* Start INPUT *

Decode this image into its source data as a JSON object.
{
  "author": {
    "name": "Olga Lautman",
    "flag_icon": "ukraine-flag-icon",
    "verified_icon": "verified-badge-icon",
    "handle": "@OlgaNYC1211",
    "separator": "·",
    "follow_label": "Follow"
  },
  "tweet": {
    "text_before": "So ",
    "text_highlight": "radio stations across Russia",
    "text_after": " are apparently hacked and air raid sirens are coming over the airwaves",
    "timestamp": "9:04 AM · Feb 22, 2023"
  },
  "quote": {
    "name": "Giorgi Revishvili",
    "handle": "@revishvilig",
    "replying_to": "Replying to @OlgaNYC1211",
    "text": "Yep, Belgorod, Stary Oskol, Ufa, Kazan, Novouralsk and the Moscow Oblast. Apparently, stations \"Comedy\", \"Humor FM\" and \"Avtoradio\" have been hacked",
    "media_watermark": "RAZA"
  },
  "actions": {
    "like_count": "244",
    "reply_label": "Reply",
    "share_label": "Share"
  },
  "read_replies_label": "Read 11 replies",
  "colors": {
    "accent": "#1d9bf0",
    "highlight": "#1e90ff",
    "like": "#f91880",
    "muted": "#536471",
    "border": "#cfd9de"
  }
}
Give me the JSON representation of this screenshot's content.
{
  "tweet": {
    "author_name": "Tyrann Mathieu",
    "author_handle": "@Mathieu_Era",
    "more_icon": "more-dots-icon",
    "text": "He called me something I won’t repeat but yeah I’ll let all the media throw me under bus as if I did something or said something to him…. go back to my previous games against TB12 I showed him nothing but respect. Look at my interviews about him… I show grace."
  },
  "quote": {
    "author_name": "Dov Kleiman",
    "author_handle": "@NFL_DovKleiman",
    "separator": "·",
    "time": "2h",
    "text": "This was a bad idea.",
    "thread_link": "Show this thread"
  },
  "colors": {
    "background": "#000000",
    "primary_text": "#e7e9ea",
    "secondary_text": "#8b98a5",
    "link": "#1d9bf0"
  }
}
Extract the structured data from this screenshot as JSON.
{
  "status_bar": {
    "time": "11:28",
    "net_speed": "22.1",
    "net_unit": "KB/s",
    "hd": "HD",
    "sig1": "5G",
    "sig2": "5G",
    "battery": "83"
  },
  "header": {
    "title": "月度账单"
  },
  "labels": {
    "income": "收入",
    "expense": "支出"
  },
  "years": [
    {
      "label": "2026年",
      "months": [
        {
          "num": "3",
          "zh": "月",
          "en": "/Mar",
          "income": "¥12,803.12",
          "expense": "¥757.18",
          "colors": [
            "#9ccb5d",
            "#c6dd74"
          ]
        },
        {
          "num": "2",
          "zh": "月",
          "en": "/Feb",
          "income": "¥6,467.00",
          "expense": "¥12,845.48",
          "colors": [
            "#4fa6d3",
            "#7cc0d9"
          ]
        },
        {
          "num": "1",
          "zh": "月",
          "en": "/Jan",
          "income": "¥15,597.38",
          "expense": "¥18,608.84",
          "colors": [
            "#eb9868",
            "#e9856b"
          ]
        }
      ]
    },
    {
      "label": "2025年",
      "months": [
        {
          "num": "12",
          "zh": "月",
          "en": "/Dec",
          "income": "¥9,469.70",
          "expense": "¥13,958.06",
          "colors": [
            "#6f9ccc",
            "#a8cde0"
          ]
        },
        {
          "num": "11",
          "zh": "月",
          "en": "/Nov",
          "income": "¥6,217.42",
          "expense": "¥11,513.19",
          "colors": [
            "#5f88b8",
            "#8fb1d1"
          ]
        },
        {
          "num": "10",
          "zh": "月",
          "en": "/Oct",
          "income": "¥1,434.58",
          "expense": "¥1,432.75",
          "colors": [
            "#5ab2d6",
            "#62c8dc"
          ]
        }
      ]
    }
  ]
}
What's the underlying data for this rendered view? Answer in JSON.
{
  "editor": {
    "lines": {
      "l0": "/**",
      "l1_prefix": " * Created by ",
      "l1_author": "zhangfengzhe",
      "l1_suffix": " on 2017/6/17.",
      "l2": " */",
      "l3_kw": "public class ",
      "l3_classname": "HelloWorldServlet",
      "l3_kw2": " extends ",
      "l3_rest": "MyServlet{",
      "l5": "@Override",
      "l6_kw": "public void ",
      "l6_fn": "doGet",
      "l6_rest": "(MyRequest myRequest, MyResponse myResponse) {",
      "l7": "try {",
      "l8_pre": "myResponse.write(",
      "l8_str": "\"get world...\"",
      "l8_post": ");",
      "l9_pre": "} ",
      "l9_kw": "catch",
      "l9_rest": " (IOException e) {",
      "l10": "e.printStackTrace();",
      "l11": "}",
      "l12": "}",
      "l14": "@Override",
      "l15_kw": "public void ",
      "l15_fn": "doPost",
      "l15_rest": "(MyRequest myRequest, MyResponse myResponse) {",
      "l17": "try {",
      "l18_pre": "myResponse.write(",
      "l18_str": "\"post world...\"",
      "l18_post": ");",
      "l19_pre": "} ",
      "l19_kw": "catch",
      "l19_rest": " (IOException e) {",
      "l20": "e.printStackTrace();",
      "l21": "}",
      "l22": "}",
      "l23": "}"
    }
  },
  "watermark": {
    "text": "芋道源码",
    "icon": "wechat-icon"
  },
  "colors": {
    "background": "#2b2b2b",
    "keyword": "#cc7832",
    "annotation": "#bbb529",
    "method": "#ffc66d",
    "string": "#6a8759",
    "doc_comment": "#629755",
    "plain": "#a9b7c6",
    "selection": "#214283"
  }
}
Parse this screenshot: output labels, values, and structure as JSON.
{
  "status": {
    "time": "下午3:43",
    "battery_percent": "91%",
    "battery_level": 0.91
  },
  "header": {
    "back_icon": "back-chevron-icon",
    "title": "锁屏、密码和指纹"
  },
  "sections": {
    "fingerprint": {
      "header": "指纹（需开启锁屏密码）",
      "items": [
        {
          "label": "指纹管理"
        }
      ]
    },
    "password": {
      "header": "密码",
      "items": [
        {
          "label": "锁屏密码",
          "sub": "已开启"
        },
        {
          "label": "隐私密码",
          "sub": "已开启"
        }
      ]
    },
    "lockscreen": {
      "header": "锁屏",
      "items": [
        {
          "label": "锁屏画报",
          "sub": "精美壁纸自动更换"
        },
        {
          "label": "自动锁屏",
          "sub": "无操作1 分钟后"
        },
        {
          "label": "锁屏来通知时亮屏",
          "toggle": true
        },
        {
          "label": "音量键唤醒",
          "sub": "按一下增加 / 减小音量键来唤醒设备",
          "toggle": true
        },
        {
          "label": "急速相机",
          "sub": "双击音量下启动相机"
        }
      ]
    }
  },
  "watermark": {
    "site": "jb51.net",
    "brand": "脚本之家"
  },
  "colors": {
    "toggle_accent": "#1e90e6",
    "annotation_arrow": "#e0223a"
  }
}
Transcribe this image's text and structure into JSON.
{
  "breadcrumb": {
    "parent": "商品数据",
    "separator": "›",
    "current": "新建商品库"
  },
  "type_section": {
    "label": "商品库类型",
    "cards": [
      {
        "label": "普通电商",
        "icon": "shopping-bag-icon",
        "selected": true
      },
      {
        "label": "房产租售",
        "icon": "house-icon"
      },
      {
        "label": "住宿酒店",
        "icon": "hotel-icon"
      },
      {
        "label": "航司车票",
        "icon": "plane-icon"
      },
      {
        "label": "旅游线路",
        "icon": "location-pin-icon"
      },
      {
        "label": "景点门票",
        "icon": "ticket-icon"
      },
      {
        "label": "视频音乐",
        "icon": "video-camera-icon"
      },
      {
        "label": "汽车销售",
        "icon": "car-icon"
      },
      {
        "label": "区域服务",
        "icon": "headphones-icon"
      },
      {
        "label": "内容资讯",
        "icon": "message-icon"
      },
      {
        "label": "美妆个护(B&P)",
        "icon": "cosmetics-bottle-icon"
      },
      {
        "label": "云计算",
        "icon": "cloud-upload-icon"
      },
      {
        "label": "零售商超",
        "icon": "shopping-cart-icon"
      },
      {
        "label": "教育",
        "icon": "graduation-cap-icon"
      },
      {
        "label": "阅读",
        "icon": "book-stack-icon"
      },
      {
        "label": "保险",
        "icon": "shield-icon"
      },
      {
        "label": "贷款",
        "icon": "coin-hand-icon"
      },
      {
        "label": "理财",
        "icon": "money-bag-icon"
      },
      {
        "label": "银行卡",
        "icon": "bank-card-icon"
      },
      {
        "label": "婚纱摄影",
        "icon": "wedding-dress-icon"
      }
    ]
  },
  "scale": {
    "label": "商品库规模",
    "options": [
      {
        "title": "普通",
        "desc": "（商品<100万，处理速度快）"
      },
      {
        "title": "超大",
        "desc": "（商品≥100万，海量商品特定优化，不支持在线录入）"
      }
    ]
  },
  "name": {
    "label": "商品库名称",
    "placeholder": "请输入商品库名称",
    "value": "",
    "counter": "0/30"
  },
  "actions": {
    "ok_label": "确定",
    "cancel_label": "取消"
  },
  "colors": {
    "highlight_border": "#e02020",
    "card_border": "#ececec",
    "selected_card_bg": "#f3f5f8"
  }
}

* End INPUT *

• _WHAT THE TASK ASKS_
Scan the material and collect every line that contains "printStackTrace".

• _PROBLEM SOLUTION_
      "l10": "e.printStackTrace();",
      "l20": "e.printStackTrace();",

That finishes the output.